▸ **BRIEF**
Copy the data exactly; pictures stay out of the copy.

▸ **MATERIAL FOR THIS EXERCISE**
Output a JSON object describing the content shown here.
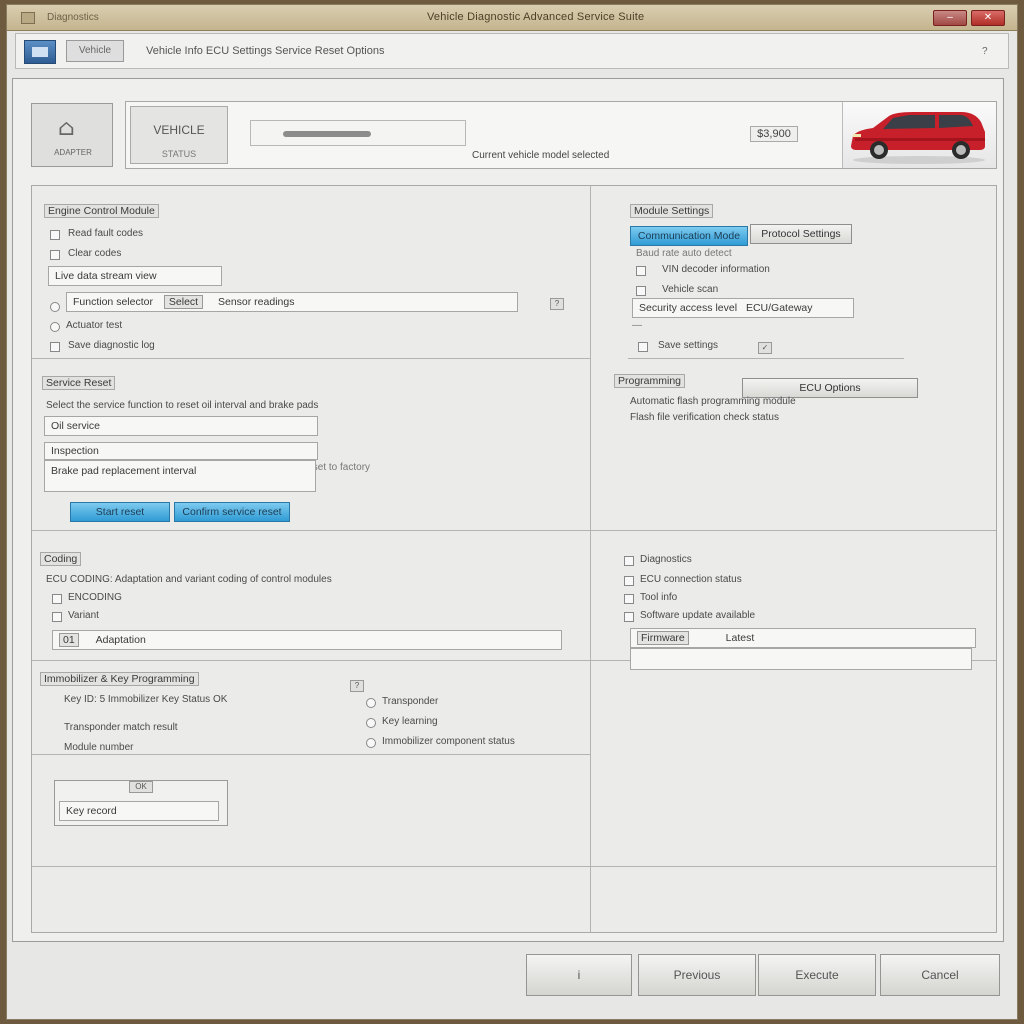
{
  "titlebar": {
    "app_label": "Diagnostics",
    "window_title": "Vehicle Diagnostic Advanced Service Suite",
    "min_label": "–",
    "close_label": "✕"
  },
  "toolbar": {
    "button_label": "Vehicle",
    "breadcrumb": "Vehicle Info  ECU Settings  Service Reset Options",
    "right_label": "?"
  },
  "header": {
    "icon_label": "ADAPTER",
    "box_title": "VEHICLE",
    "box_sub": "STATUS",
    "caption": "Current vehicle model selected",
    "price": "$3,900"
  },
  "left": {
    "s1": {
      "title": "Engine Control Module",
      "opt1": "Read fault codes",
      "opt2": "Clear codes",
      "field1": "Live data stream view",
      "row_label": "Function selector",
      "row_btn": "Select",
      "row_value": "Sensor readings",
      "row_tail": "?",
      "opt3": "Actuator test",
      "opt4": "Save diagnostic log"
    },
    "s2": {
      "title": "Service Reset",
      "desc": "Select the service function to reset oil interval and brake pads",
      "field1": "Oil service",
      "field2": "Inspection",
      "field2_hint": "Reset to factory",
      "field3": "Brake pad replacement interval",
      "btn1": "Start reset",
      "btn2": "Confirm service reset"
    },
    "s3": {
      "title": "Coding",
      "header": "ECU CODING: Adaptation and variant coding of control modules",
      "opt1": "ENCODING",
      "opt2": "Variant",
      "field_tag": "01",
      "field_value": "Adaptation"
    },
    "s4": {
      "title": "Immobilizer & Key Programming",
      "line1": "Key ID: 5 Immobilizer Key Status OK",
      "line2": "Transponder match result",
      "line3": "Module number",
      "opt1": "Transponder",
      "opt2": "Key learning",
      "opt3": "Immobilizer component status",
      "box_hint": "OK",
      "box_label": "Key record"
    }
  },
  "right": {
    "s1": {
      "title": "Module Settings",
      "btn_active": "Communication Mode",
      "btn2": "Protocol Settings",
      "line1": "Baud rate auto detect",
      "opt1": "VIN decoder information",
      "opt2": "Vehicle scan",
      "field_label": "Security access level",
      "field_value": "ECU/Gateway",
      "opt3": "Save settings"
    },
    "s2": {
      "title": "Programming",
      "btn": "ECU Options",
      "line1": "Automatic flash programming module",
      "line2": "Flash file verification check status"
    },
    "s3": {
      "opt1": "Diagnostics",
      "opt2": "ECU connection status",
      "opt3": "Tool info",
      "opt4": "Software update available",
      "field_tag": "Firmware",
      "field_value": "Latest"
    }
  },
  "footer": {
    "btn1": "i",
    "btn2": "Previous",
    "btn3": "Execute",
    "btn4": "Cancel"
  },
  "colors": {
    "accent_blue": "#2f9bd4",
    "titlebar": "#c4b58e",
    "car_red": "#c8202a"
  }
}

▸ **SOLUTION**
Output a JSON object describing the content shown here.
{
  "titlebar": {
    "app_label": "Diagnostics",
    "window_title": "Vehicle Diagnostic Advanced Service Suite",
    "min_label": "–",
    "close_label": "✕"
  },
  "toolbar": {
    "button_label": "Vehicle",
    "breadcrumb": "Vehicle Info  ECU Settings  Service Reset Options",
    "right_label": "?"
  },
  "header": {
    "icon_label": "ADAPTER",
    "box_title": "VEHICLE",
    "box_sub": "STATUS",
    "caption": "Current vehicle model selected",
    "price": "$3,900"
  },
  "left": {
    "s1": {
      "title": "Engine Control Module",
      "opt1": "Read fault codes",
      "opt2": "Clear codes",
      "field1": "Live data stream view",
      "row_label": "Function selector",
      "row_btn": "Select",
      "row_value": "Sensor readings",
      "row_tail": "?",
      "opt3": "Actuator test",
      "opt4": "Save diagnostic log"
    },
    "s2": {
      "title": "Service Reset",
      "desc": "Select the service function to reset oil interval and brake pads",
      "field1": "Oil service",
      "field2": "Inspection",
      "field2_hint": "Reset to factory",
      "field3": "Brake pad replacement interval",
      "btn1": "Start reset",
      "btn2": "Confirm service reset"
    },
    "s3": {
      "title": "Coding",
      "header": "ECU CODING: Adaptation and variant coding of control modules",
      "opt1": "ENCODING",
      "opt2": "Variant",
      "field_tag": "01",
      "field_value": "Adaptation"
    },
    "s4": {
      "title": "Immobilizer & Key Programming",
      "line1": "Key ID: 5 Immobilizer Key Status OK",
      "line2": "Transponder match result",
      "line3": "Module number",
      "opt1": "Transponder",
      "opt2": "Key learning",
      "opt3": "Immobilizer component status",
      "box_hint": "OK",
      "box_label": "Key record"
    }
  },
  "right": {
    "s1": {
      "title": "Module Settings",
      "btn_active": "Communication Mode",
      "btn2": "Protocol Settings",
      "line1": "Baud rate auto detect",
      "opt1": "VIN decoder information",
      "opt2": "Vehicle scan",
      "field_label": "Security access level",
      "field_value": "ECU/Gateway",
      "opt3": "Save settings"
    },
    "s2": {
      "title": "Programming",
      "btn": "ECU Options",
      "line1": "Automatic flash programming module",
      "line2": "Flash file verification check status"
    },
    "s3": {
      "opt1": "Diagnostics",
      "opt2": "ECU connection status",
      "opt3": "Tool info",
      "opt4": "Software update available",
      "field_tag": "Firmware",
      "field_value": "Latest"
    }
  },
  "footer": {
    "btn1": "i",
    "btn2": "Previous",
    "btn3": "Execute",
    "btn4": "Cancel"
  },
  "colors": {
    "accent_blue": "#2f9bd4",
    "titlebar": "#c4b58e",
    "car_red": "#c8202a"
  }
}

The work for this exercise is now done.